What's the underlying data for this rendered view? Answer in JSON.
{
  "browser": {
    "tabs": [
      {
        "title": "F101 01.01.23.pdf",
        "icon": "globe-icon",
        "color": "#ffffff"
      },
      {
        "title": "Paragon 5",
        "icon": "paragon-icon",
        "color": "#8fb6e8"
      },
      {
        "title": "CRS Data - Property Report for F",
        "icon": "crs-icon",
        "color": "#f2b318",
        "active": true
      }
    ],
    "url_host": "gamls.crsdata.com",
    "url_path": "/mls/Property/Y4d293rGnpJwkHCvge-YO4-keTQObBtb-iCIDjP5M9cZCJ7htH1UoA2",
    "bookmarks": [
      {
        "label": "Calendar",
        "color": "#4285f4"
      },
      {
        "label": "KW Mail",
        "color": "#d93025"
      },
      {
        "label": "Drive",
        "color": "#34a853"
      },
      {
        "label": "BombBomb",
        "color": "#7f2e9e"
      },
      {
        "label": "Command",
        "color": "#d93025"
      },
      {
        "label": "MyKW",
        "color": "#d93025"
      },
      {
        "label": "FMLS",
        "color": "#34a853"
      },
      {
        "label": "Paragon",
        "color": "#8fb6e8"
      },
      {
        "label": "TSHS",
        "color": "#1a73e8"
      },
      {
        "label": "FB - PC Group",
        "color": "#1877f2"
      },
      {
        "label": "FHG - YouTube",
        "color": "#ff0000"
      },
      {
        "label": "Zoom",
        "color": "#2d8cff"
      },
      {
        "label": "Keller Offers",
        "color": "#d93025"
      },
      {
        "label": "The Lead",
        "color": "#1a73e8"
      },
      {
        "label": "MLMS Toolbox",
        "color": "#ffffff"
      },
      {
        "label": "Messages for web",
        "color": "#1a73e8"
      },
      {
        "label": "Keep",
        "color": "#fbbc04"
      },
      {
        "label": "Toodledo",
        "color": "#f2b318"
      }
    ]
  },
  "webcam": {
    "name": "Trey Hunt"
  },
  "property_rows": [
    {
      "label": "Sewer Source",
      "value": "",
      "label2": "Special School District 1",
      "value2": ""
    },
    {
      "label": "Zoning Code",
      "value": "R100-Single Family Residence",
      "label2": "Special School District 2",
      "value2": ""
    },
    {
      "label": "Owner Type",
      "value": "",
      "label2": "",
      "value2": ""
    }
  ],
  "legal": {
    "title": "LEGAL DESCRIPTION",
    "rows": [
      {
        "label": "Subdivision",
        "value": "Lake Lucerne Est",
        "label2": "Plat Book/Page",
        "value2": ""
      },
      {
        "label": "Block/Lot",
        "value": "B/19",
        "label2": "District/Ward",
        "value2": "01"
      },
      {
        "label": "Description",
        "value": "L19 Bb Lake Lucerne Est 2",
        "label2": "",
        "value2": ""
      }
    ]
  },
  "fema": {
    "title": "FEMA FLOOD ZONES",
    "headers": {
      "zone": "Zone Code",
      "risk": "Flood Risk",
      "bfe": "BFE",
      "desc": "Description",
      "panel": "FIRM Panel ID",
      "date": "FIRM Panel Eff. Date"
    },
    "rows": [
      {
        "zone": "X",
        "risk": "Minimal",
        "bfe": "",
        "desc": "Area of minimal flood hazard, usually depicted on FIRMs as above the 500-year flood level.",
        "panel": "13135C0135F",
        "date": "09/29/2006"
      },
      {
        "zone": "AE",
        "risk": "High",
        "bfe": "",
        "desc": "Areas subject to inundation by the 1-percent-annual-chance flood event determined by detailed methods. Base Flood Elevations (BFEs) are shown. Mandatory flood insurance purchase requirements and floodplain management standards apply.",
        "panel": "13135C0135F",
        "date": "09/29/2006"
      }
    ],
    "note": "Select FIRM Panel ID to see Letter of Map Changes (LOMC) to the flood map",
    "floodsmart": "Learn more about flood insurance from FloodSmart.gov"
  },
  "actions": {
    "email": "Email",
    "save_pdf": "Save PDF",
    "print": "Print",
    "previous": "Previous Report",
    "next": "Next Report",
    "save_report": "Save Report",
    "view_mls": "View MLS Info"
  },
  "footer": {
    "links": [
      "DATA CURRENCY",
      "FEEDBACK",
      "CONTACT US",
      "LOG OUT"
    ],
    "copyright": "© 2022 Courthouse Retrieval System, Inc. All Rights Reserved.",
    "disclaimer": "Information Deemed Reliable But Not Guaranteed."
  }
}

- - - -

**JOB**
Extract all of the data shown above and repeat it verbatim.

**ANSWER TO THIS PROBLEM**
What's the underlying data for this rendered view? Answer in JSON.
{
  "browser": {
    "tabs": [
      {
        "title": "F101 01.01.23.pdf",
        "icon": "globe-icon",
        "color": "#ffffff"
      },
      {
        "title": "Paragon 5",
        "icon": "paragon-icon",
        "color": "#8fb6e8"
      },
      {
        "title": "CRS Data - Property Report for F",
        "icon": "crs-icon",
        "color": "#f2b318",
        "active": true
      }
    ],
    "url_host": "gamls.crsdata.com",
    "url_path": "/mls/Property/Y4d293rGnpJwkHCvge-YO4-keTQObBtb-iCIDjP5M9cZCJ7htH1UoA2",
    "bookmarks": [
      {
        "label": "Calendar",
        "color": "#4285f4"
      },
      {
        "label": "KW Mail",
        "color": "#d93025"
      },
      {
        "label": "Drive",
        "color": "#34a853"
      },
      {
        "label": "BombBomb",
        "color": "#7f2e9e"
      },
      {
        "label": "Command",
        "color": "#d93025"
      },
      {
        "label": "MyKW",
        "color": "#d93025"
      },
      {
        "label": "FMLS",
        "color": "#34a853"
      },
      {
        "label": "Paragon",
        "color": "#8fb6e8"
      },
      {
        "label": "TSHS",
        "color": "#1a73e8"
      },
      {
        "label": "FB - PC Group",
        "color": "#1877f2"
      },
      {
        "label": "FHG - YouTube",
        "color": "#ff0000"
      },
      {
        "label": "Zoom",
        "color": "#2d8cff"
      },
      {
        "label": "Keller Offers",
        "color": "#d93025"
      },
      {
        "label": "The Lead",
        "color": "#1a73e8"
      },
      {
        "label": "MLMS Toolbox",
        "color": "#ffffff"
      },
      {
        "label": "Messages for web",
        "color": "#1a73e8"
      },
      {
        "label": "Keep",
        "color": "#fbbc04"
      },
      {
        "label": "Toodledo",
        "color": "#f2b318"
      }
    ]
  },
  "webcam": {
    "name": "Trey Hunt"
  },
  "property_rows": [
    {
      "label": "Sewer Source",
      "value": "",
      "label2": "Special School District 1",
      "value2": ""
    },
    {
      "label": "Zoning Code",
      "value": "R100-Single Family Residence",
      "label2": "Special School District 2",
      "value2": ""
    },
    {
      "label": "Owner Type",
      "value": "",
      "label2": "",
      "value2": ""
    }
  ],
  "legal": {
    "title": "LEGAL DESCRIPTION",
    "rows": [
      {
        "label": "Subdivision",
        "value": "Lake Lucerne Est",
        "label2": "Plat Book/Page",
        "value2": ""
      },
      {
        "label": "Block/Lot",
        "value": "B/19",
        "label2": "District/Ward",
        "value2": "01"
      },
      {
        "label": "Description",
        "value": "L19 Bb Lake Lucerne Est 2",
        "label2": "",
        "value2": ""
      }
    ]
  },
  "fema": {
    "title": "FEMA FLOOD ZONES",
    "headers": {
      "zone": "Zone Code",
      "risk": "Flood Risk",
      "bfe": "BFE",
      "desc": "Description",
      "panel": "FIRM Panel ID",
      "date": "FIRM Panel Eff. Date"
    },
    "rows": [
      {
        "zone": "X",
        "risk": "Minimal",
        "bfe": "",
        "desc": "Area of minimal flood hazard, usually depicted on FIRMs as above the 500-year flood level.",
        "panel": "13135C0135F",
        "date": "09/29/2006"
      },
      {
        "zone": "AE",
        "risk": "High",
        "bfe": "",
        "desc": "Areas subject to inundation by the 1-percent-annual-chance flood event determined by detailed methods. Base Flood Elevations (BFEs) are shown. Mandatory flood insurance purchase requirements and floodplain management standards apply.",
        "panel": "13135C0135F",
        "date": "09/29/2006"
      }
    ],
    "note": "Select FIRM Panel ID to see Letter of Map Changes (LOMC) to the flood map",
    "floodsmart": "Learn more about flood insurance from FloodSmart.gov"
  },
  "actions": {
    "email": "Email",
    "save_pdf": "Save PDF",
    "print": "Print",
    "previous": "Previous Report",
    "next": "Next Report",
    "save_report": "Save Report",
    "view_mls": "View MLS Info"
  },
  "footer": {
    "links": [
      "DATA CURRENCY",
      "FEEDBACK",
      "CONTACT US",
      "LOG OUT"
    ],
    "copyright": "© 2022 Courthouse Retrieval System, Inc. All Rights Reserved.",
    "disclaimer": "Information Deemed Reliable But Not Guaranteed."
  }
}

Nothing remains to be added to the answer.